▸ PROBLEM DESCRIPTION: Copy the listing below without any changes, from its first line through the line containing "value-cell: 7.520 (499, 591, 556, 609)", inclusive.

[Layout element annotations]
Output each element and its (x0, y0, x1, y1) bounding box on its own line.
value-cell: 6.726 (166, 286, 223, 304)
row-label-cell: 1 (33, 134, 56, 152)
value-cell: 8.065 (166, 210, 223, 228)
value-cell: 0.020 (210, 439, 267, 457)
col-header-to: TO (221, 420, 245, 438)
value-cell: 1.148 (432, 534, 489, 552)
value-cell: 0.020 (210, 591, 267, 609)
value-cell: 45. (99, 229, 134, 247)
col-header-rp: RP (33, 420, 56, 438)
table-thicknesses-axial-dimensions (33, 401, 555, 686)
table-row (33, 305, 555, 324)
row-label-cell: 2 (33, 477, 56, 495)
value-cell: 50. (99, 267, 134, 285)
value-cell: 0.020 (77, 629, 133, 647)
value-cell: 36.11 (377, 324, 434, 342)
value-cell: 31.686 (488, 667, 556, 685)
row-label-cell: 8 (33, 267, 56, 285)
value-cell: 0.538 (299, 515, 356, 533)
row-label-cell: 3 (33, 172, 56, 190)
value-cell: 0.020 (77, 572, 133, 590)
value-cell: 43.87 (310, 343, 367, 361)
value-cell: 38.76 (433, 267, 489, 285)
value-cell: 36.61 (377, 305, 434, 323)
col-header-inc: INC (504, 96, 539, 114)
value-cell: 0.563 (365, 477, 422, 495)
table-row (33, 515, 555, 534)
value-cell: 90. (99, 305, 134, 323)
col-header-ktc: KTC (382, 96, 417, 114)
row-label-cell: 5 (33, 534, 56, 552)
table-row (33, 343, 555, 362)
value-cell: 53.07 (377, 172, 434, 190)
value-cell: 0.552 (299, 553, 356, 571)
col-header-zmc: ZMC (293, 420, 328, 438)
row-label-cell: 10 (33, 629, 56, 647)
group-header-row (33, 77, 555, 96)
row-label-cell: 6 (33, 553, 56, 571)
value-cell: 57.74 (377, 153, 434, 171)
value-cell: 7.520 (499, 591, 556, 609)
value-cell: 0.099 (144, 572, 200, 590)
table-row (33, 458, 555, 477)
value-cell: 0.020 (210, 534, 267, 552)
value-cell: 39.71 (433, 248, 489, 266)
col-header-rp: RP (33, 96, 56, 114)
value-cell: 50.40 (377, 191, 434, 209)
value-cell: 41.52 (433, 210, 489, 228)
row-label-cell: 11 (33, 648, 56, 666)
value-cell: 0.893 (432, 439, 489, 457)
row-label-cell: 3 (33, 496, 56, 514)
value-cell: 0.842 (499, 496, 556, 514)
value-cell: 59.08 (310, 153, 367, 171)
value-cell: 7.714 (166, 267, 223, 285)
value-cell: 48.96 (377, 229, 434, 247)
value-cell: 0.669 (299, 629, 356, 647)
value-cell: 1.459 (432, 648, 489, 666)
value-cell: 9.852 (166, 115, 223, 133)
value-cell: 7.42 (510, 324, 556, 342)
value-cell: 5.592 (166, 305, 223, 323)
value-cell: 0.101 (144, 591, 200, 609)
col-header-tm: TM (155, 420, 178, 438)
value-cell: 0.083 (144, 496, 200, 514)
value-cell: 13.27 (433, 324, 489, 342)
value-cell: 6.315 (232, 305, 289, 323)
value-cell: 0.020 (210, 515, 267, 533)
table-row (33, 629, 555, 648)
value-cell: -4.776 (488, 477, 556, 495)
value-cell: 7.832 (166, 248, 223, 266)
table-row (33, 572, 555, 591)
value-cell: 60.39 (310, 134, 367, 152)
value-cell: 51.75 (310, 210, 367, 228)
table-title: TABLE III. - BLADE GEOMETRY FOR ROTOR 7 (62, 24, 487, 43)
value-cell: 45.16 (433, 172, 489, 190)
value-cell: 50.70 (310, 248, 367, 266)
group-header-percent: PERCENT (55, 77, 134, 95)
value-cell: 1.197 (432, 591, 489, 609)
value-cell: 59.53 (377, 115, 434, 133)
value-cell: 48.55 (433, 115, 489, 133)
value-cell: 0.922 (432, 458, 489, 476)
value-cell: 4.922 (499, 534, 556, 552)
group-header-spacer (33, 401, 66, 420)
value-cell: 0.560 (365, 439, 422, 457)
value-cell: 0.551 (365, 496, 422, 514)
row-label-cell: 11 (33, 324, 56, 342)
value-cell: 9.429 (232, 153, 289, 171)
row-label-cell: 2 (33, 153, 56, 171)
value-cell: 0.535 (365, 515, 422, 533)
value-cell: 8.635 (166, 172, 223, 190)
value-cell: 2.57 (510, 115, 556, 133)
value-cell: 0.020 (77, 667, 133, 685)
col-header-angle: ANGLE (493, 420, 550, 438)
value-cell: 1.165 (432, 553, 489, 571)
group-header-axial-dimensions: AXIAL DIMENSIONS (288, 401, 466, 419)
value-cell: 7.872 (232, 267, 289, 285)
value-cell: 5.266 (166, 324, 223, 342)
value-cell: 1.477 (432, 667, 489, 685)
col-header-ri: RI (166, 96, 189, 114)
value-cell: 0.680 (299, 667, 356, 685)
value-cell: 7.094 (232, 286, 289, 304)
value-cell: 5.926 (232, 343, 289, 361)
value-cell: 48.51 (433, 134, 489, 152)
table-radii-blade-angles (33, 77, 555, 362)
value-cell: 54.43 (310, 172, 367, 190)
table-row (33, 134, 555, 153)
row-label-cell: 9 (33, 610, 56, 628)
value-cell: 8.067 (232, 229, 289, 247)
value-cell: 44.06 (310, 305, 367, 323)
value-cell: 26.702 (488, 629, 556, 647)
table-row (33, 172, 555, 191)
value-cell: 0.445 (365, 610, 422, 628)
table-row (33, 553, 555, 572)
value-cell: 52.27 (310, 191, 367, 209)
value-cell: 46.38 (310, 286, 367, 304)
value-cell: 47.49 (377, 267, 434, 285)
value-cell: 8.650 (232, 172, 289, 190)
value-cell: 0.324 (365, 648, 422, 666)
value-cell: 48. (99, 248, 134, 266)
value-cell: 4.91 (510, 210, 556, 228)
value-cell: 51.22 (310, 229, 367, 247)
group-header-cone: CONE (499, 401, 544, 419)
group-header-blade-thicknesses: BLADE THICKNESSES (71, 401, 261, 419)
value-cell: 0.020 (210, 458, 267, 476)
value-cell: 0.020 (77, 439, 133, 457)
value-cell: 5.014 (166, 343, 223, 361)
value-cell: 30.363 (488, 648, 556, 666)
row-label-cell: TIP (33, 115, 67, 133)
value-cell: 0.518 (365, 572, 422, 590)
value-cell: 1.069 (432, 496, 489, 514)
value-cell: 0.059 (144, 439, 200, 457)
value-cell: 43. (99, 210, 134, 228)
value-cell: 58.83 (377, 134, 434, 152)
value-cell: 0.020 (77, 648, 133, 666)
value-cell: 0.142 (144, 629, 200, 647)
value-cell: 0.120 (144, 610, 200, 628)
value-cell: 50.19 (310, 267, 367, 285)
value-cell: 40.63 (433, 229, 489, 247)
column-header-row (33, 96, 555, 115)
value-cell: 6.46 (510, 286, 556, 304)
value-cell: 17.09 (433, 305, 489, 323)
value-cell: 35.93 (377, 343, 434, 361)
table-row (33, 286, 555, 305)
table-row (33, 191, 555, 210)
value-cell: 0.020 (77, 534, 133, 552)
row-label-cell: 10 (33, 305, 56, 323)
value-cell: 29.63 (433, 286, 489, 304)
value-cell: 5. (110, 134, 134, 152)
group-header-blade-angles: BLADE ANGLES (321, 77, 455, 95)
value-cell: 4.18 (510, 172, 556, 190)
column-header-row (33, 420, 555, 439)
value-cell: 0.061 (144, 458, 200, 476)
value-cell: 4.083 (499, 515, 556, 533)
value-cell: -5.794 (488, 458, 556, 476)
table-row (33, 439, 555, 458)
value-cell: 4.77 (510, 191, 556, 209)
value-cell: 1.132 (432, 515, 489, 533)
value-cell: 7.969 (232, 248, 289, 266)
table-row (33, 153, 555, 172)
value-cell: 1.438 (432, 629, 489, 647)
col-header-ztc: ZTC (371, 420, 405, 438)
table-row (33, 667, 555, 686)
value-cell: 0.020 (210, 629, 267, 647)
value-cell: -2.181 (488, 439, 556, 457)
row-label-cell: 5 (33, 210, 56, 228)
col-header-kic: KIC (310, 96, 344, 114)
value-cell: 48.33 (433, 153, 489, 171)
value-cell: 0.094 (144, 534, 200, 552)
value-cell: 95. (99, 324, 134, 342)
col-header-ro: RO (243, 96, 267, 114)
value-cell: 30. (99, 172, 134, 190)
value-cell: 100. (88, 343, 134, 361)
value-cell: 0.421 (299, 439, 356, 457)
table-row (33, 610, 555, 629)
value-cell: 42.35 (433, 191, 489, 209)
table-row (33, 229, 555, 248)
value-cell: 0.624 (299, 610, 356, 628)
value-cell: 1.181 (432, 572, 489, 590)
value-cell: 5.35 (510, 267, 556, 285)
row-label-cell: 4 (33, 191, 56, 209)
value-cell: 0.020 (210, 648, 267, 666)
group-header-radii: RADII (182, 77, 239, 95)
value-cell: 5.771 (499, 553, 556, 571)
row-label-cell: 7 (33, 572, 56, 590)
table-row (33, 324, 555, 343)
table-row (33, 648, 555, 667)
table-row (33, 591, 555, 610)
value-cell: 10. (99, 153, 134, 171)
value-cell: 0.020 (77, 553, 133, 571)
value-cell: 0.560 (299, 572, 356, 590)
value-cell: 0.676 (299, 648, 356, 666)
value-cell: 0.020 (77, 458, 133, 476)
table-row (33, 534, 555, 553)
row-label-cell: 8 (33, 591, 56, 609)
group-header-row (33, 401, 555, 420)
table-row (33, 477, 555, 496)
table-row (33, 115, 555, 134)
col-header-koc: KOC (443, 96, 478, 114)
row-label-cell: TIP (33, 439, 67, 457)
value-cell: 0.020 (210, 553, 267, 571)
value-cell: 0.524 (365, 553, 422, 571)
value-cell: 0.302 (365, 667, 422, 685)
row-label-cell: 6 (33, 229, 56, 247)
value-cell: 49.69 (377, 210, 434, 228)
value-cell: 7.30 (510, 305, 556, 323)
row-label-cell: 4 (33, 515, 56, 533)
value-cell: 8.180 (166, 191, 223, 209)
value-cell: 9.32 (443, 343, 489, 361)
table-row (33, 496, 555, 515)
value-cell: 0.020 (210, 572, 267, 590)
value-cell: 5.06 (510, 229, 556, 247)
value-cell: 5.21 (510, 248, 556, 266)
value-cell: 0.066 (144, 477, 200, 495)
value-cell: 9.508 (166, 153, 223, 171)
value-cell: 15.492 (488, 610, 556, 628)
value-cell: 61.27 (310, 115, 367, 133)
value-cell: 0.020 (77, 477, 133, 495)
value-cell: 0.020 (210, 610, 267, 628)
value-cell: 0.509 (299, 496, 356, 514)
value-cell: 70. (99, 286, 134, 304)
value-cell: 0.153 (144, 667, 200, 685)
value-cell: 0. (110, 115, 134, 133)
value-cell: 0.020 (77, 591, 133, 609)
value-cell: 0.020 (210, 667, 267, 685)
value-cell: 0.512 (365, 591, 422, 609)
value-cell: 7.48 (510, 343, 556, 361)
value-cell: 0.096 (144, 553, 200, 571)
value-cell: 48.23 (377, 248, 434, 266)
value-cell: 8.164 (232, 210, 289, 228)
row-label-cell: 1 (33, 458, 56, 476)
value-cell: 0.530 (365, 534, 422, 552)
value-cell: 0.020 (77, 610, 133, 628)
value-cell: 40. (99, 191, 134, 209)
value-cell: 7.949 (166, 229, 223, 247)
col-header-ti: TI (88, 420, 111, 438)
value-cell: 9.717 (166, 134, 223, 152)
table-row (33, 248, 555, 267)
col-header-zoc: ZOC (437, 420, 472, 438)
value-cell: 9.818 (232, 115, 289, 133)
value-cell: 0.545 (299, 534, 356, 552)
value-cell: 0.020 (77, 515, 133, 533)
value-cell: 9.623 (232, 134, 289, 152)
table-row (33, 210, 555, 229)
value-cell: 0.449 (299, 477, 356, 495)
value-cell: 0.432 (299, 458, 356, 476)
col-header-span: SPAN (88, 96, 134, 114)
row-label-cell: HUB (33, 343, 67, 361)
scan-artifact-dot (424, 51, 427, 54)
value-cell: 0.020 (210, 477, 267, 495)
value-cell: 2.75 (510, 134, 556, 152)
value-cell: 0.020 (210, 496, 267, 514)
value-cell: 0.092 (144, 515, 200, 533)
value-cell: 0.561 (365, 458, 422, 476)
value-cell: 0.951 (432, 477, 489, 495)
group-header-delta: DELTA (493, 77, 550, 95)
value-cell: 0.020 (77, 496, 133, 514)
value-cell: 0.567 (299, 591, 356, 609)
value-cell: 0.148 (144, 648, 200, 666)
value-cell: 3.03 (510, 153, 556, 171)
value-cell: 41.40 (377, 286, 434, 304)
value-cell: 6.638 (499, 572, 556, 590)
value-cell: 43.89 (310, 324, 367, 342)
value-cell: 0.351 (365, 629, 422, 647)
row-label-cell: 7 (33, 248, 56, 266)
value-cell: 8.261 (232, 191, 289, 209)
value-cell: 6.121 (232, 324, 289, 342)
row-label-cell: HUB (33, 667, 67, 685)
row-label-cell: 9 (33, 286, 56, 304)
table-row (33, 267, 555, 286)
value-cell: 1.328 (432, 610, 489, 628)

▸ EXERCISE OUTPUT:
Output each element and its (x0, y0, x1, y1) bounding box on its own line.
value-cell: 6.726 (166, 286, 223, 304)
row-label-cell: 1 (33, 134, 56, 152)
value-cell: 8.065 (166, 210, 223, 228)
value-cell: 0.020 (210, 439, 267, 457)
col-header-to: TO (221, 420, 245, 438)
value-cell: 1.148 (432, 534, 489, 552)
value-cell: 0.020 (210, 591, 267, 609)
value-cell: 45. (99, 229, 134, 247)
col-header-rp: RP (33, 420, 56, 438)
table-thicknesses-axial-dimensions (33, 401, 555, 686)
table-row (33, 305, 555, 324)
row-label-cell: 2 (33, 477, 56, 495)
value-cell: 50. (99, 267, 134, 285)
value-cell: 0.020 (77, 629, 133, 647)
value-cell: 36.11 (377, 324, 434, 342)
value-cell: 31.686 (488, 667, 556, 685)
row-label-cell: 8 (33, 267, 56, 285)
value-cell: 0.538 (299, 515, 356, 533)
row-label-cell: 3 (33, 172, 56, 190)
value-cell: 0.020 (77, 572, 133, 590)
value-cell: 43.87 (310, 343, 367, 361)
value-cell: 38.76 (433, 267, 489, 285)
value-cell: 36.61 (377, 305, 434, 323)
col-header-inc: INC (504, 96, 539, 114)
value-cell: 0.563 (365, 477, 422, 495)
table-row (33, 515, 555, 534)
value-cell: 90. (99, 305, 134, 323)
col-header-ktc: KTC (382, 96, 417, 114)
row-label-cell: 5 (33, 534, 56, 552)
table-row (33, 343, 555, 362)
value-cell: 53.07 (377, 172, 434, 190)
value-cell: 0.552 (299, 553, 356, 571)
col-header-zmc: ZMC (293, 420, 328, 438)
row-label-cell: 10 (33, 629, 56, 647)
group-header-row (33, 77, 555, 96)
row-label-cell: 6 (33, 553, 56, 571)
value-cell: 57.74 (377, 153, 434, 171)
value-cell: 7.520 (499, 591, 556, 609)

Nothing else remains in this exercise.